==== Stored records

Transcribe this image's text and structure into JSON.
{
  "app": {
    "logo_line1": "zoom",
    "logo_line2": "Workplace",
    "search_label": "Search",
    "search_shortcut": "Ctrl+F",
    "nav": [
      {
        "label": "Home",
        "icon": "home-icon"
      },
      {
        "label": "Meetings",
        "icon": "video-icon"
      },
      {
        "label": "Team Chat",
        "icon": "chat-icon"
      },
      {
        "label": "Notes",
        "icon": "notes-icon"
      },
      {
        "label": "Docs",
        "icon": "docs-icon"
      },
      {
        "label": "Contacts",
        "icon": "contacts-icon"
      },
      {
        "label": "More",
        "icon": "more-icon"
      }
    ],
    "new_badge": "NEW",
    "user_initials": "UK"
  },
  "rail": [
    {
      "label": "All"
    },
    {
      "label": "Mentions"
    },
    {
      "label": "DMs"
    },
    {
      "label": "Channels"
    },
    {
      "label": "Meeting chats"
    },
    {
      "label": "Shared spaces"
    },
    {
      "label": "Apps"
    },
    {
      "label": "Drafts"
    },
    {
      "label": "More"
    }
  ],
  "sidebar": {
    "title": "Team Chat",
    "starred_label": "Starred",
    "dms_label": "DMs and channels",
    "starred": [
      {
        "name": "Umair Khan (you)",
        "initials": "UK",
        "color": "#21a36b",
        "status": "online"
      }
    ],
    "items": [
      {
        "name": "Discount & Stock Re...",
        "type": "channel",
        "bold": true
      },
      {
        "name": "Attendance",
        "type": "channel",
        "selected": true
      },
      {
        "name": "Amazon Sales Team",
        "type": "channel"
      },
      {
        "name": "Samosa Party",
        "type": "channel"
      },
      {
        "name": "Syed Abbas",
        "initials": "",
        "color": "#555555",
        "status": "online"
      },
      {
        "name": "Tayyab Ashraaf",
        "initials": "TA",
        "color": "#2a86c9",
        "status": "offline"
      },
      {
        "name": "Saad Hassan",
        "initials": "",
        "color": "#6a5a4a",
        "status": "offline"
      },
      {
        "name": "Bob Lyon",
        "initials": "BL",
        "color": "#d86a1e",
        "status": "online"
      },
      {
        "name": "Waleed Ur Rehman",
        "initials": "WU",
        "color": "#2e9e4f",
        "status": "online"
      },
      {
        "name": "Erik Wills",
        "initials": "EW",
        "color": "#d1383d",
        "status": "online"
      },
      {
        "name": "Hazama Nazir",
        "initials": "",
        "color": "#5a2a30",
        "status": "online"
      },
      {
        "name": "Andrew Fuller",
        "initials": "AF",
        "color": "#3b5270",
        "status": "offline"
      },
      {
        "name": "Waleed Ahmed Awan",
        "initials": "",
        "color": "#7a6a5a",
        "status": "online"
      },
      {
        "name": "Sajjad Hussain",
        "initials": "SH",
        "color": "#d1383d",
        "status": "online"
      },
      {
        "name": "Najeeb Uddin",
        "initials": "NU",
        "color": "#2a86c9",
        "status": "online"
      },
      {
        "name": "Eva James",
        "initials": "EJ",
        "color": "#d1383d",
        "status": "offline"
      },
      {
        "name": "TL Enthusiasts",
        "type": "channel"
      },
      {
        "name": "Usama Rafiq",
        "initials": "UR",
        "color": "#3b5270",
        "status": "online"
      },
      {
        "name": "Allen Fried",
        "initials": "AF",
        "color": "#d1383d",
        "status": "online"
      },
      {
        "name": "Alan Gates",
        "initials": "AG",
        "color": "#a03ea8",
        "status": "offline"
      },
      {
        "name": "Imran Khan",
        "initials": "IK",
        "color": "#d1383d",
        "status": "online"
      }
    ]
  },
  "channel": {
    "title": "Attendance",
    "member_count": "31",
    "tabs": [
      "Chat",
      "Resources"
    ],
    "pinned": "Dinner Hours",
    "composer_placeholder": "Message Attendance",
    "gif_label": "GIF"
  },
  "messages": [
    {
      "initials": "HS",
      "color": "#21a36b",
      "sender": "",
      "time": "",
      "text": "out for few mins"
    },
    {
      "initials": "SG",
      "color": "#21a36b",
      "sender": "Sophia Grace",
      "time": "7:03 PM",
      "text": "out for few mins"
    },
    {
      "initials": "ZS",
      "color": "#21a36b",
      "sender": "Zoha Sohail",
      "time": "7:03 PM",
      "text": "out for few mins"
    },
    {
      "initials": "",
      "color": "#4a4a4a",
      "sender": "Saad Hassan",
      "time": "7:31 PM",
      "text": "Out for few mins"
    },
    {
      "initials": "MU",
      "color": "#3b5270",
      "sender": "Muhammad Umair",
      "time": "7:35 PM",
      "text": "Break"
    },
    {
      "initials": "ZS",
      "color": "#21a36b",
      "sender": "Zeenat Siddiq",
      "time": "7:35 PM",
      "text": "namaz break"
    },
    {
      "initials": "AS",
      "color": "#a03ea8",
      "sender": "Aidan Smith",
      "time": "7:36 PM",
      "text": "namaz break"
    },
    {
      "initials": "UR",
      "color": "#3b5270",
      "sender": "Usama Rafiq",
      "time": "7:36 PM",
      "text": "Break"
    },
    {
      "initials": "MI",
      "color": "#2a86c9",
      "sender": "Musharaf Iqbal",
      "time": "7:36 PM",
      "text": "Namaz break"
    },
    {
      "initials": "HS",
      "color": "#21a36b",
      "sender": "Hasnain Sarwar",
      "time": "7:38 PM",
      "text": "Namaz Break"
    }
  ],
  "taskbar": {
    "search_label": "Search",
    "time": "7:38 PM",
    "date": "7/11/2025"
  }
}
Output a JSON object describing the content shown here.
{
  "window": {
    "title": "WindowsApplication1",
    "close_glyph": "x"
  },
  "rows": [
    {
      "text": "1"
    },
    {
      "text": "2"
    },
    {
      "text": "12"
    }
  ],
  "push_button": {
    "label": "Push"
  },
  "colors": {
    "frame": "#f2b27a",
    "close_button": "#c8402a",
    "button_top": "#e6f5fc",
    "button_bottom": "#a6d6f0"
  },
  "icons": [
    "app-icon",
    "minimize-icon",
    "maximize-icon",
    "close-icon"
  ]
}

========

Direction> Reproduce only the lines running from the one with "Output a JSON" through the final line of the listing above, both ends included.

Result>
Output a JSON object describing the content shown here.
{
  "window": {
    "title": "WindowsApplication1",
    "close_glyph": "x"
  },
  "rows": [
    {
      "text": "1"
    },
    {
      "text": "2"
    },
    {
      "text": "12"
    }
  ],
  "push_button": {
    "label": "Push"
  },
  "colors": {
    "frame": "#f2b27a",
    "close_button": "#c8402a",
    "button_top": "#e6f5fc",
    "button_bottom": "#a6d6f0"
  },
  "icons": [
    "app-icon",
    "minimize-icon",
    "maximize-icon",
    "close-icon"
  ]
}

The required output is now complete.